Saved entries
* * * *

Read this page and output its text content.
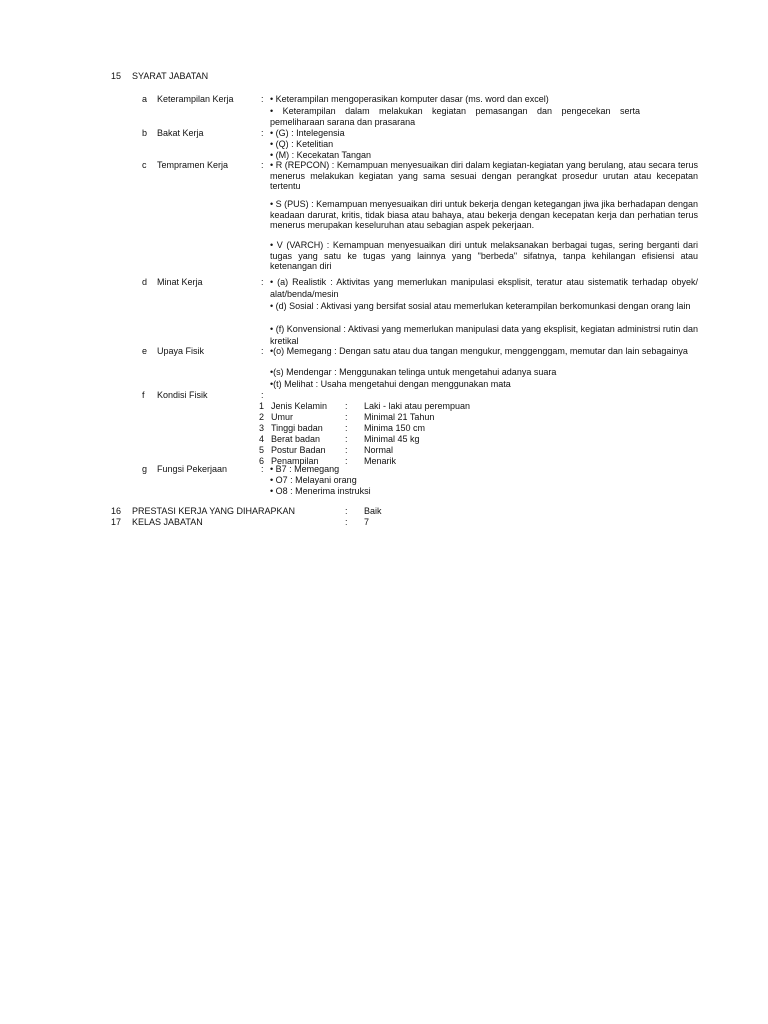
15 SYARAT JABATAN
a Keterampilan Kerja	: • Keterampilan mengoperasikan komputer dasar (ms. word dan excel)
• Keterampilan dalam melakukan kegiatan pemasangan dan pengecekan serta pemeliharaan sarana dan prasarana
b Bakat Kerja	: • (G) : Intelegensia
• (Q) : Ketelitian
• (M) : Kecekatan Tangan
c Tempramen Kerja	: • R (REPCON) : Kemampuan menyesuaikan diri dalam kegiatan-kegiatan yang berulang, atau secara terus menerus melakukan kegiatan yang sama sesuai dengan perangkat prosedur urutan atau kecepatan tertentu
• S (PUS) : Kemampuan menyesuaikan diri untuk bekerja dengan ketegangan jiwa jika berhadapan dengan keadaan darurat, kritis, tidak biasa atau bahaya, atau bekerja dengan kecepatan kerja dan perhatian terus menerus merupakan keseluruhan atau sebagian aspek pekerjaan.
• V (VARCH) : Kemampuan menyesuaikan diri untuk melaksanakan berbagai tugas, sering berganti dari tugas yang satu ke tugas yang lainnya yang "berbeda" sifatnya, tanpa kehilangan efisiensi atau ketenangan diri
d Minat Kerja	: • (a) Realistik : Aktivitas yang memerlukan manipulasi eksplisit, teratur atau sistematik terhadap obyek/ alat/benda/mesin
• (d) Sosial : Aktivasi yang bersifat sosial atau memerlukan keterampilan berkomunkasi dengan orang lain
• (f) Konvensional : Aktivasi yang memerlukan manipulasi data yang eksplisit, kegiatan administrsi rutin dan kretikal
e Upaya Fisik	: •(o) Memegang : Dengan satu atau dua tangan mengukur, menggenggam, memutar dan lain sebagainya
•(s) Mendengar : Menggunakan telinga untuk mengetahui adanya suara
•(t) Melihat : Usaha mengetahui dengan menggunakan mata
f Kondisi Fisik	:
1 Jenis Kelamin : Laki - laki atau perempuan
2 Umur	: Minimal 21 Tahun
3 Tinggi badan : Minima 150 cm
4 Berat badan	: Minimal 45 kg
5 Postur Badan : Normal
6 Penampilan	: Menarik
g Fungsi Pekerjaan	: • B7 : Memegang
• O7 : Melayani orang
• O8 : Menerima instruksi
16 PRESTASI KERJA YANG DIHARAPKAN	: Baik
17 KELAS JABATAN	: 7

* * * *

What is asked: Images do not belong in the copy; reproduce all other parts of the records above verbatim.

Result for this exercise:
Read this page and output its text content.
15 SYARAT JABATAN
a Keterampilan Kerja	: • Keterampilan mengoperasikan komputer dasar (ms. word dan excel)
• Keterampilan dalam melakukan kegiatan pemasangan dan pengecekan serta pemeliharaan sarana dan prasarana
b Bakat Kerja	: • (G) : Intelegensia
• (Q) : Ketelitian
• (M) : Kecekatan Tangan
c Tempramen Kerja	: • R (REPCON) : Kemampuan menyesuaikan diri dalam kegiatan-kegiatan yang berulang, atau secara terus menerus melakukan kegiatan yang sama sesuai dengan perangkat prosedur urutan atau kecepatan tertentu
• S (PUS) : Kemampuan menyesuaikan diri untuk bekerja dengan ketegangan jiwa jika berhadapan dengan keadaan darurat, kritis, tidak biasa atau bahaya, atau bekerja dengan kecepatan kerja dan perhatian terus menerus merupakan keseluruhan atau sebagian aspek pekerjaan.
• V (VARCH) : Kemampuan menyesuaikan diri untuk melaksanakan berbagai tugas, sering berganti dari tugas yang satu ke tugas yang lainnya yang "berbeda" sifatnya, tanpa kehilangan efisiensi atau ketenangan diri
d Minat Kerja	: • (a) Realistik : Aktivitas yang memerlukan manipulasi eksplisit, teratur atau sistematik terhadap obyek/ alat/benda/mesin
• (d) Sosial : Aktivasi yang bersifat sosial atau memerlukan keterampilan berkomunkasi dengan orang lain
• (f) Konvensional : Aktivasi yang memerlukan manipulasi data yang eksplisit, kegiatan administrsi rutin dan kretikal
e Upaya Fisik	: •(o) Memegang : Dengan satu atau dua tangan mengukur, menggenggam, memutar dan lain sebagainya
•(s) Mendengar : Menggunakan telinga untuk mengetahui adanya suara
•(t) Melihat : Usaha mengetahui dengan menggunakan mata
f Kondisi Fisik	:
1 Jenis Kelamin : Laki - laki atau perempuan
2 Umur	: Minimal 21 Tahun
3 Tinggi badan : Minima 150 cm
4 Berat badan	: Minimal 45 kg
5 Postur Badan : Normal
6 Penampilan	: Menarik
g Fungsi Pekerjaan	: • B7 : Memegang
• O7 : Melayani orang
• O8 : Menerima instruksi
16 PRESTASI KERJA YANG DIHARAPKAN	: Baik
17 KELAS JABATAN	: 7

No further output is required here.